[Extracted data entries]
########################################
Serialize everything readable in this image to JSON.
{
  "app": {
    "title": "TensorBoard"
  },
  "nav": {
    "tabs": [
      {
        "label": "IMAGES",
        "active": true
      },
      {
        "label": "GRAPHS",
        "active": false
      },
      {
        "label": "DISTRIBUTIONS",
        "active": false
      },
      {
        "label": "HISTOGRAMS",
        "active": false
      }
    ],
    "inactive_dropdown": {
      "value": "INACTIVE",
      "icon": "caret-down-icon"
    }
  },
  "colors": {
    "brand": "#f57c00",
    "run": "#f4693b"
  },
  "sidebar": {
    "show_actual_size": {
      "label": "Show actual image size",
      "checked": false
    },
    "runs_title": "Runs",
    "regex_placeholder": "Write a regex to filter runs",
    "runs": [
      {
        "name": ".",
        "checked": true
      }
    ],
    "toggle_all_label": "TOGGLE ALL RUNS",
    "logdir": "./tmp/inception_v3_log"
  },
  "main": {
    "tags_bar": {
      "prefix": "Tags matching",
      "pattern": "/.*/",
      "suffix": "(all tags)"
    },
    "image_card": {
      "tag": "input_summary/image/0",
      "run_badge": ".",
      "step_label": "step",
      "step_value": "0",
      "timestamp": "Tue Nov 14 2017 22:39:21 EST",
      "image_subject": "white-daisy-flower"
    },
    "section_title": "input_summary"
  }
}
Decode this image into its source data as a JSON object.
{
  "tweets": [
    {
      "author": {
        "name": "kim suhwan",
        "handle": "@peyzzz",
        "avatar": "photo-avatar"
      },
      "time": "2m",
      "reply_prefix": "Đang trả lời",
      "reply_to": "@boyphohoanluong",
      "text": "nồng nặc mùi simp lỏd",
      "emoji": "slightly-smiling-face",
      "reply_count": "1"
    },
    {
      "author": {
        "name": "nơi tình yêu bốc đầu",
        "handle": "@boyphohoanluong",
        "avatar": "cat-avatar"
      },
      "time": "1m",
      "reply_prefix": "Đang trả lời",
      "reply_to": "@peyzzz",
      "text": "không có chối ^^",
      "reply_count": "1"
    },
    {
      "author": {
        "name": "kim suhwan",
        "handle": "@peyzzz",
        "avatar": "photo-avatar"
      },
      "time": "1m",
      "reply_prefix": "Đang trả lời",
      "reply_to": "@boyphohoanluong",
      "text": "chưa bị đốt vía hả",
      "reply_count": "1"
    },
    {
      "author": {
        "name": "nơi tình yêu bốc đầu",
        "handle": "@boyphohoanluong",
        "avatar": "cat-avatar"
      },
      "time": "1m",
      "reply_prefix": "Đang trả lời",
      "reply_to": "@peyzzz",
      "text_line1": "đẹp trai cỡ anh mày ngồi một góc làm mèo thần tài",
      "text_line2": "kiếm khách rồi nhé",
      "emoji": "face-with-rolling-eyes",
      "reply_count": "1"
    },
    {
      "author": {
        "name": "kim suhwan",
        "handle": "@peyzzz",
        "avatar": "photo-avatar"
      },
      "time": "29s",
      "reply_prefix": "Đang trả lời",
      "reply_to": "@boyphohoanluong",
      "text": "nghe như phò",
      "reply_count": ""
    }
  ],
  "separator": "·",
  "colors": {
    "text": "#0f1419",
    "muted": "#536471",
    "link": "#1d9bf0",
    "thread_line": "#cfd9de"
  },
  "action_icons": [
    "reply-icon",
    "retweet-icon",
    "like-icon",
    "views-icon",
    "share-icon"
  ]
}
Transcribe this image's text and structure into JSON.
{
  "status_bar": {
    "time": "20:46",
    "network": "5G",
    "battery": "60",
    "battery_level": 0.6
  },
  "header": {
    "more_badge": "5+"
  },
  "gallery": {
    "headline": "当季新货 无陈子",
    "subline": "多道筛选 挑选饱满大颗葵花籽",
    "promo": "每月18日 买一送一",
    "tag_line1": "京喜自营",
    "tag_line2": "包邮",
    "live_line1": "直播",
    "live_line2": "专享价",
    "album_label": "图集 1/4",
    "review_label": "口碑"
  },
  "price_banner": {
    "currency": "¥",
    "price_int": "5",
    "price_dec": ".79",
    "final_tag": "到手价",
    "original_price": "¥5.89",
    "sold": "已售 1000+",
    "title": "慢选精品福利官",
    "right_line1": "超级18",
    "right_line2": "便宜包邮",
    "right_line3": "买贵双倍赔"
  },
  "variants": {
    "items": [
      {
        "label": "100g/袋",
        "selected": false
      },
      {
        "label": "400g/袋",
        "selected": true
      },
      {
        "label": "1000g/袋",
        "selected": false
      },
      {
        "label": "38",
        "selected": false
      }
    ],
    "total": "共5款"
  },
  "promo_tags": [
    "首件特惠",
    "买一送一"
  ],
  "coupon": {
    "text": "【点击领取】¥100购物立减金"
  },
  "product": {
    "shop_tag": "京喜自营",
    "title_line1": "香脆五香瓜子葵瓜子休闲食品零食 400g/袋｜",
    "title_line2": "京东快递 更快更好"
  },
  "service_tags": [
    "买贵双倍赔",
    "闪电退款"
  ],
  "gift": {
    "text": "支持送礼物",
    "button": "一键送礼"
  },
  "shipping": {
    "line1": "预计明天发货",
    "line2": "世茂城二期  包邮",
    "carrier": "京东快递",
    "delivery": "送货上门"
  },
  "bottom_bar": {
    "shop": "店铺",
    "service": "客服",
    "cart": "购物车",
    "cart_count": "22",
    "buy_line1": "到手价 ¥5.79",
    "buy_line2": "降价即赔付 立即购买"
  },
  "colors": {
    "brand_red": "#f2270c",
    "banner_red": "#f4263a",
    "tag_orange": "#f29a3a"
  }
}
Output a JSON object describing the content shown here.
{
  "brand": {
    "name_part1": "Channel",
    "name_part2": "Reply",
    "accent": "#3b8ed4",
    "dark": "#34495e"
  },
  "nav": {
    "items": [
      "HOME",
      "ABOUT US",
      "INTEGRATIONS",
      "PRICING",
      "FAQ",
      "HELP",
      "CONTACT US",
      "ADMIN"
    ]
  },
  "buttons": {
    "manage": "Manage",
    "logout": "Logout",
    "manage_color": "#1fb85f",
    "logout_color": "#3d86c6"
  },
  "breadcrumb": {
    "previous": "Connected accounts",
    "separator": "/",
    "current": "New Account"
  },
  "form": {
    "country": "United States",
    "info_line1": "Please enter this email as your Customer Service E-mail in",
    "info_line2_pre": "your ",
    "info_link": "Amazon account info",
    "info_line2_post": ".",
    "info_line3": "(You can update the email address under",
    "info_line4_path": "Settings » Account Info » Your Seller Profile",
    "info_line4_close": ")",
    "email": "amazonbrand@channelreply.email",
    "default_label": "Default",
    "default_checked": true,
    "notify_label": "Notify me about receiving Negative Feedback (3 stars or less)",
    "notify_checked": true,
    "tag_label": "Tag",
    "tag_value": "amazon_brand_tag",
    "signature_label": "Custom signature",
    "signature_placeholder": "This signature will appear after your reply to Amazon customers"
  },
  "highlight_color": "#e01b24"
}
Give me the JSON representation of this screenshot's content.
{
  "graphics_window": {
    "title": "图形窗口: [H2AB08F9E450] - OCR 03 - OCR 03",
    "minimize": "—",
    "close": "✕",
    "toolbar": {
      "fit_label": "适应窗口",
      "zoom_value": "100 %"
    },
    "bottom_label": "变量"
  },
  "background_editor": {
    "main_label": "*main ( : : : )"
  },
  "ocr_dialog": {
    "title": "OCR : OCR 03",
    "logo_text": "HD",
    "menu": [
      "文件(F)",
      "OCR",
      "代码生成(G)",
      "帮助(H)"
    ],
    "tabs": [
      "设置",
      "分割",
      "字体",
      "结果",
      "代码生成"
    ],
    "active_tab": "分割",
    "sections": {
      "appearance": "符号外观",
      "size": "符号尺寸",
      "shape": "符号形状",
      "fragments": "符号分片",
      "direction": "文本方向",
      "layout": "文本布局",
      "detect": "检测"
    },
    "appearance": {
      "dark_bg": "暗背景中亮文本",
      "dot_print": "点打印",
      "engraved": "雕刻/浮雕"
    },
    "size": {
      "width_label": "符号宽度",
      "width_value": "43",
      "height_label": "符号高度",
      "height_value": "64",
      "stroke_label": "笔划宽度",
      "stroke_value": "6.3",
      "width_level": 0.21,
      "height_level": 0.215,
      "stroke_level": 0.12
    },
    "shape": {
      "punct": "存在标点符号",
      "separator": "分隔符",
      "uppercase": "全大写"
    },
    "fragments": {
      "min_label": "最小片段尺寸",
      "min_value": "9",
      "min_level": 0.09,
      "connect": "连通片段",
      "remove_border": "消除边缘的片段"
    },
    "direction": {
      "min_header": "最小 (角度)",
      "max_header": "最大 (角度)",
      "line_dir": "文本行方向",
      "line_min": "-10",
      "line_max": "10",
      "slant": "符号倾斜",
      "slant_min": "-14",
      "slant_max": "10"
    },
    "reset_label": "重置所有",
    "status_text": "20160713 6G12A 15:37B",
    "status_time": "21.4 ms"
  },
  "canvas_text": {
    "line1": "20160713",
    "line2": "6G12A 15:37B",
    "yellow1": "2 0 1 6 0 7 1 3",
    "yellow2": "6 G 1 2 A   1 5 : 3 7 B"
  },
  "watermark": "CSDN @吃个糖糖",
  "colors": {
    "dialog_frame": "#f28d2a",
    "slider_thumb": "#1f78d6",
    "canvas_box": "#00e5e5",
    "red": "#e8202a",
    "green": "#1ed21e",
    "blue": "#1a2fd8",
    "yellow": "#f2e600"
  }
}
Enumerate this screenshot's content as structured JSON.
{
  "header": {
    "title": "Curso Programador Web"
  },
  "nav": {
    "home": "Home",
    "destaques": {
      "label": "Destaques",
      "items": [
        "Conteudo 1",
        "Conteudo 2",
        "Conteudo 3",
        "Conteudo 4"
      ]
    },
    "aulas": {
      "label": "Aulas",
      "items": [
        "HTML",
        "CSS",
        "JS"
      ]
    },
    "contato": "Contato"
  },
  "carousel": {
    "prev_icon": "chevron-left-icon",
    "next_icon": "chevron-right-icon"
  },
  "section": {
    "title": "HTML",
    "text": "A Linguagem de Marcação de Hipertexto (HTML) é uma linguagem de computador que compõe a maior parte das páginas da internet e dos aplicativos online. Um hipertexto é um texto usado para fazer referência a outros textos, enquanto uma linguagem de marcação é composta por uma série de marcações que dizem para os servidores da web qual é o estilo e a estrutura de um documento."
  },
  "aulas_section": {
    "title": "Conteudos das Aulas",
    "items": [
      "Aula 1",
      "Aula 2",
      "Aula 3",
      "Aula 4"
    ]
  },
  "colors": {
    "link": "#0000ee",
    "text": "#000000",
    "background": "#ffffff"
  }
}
########################################
→ Given problem:
Look through the material above and pick out each line holding the word "face".

→ Output:
      "emoji": "slightly-smiling-face",
      "emoji": "face-with-rolling-eyes",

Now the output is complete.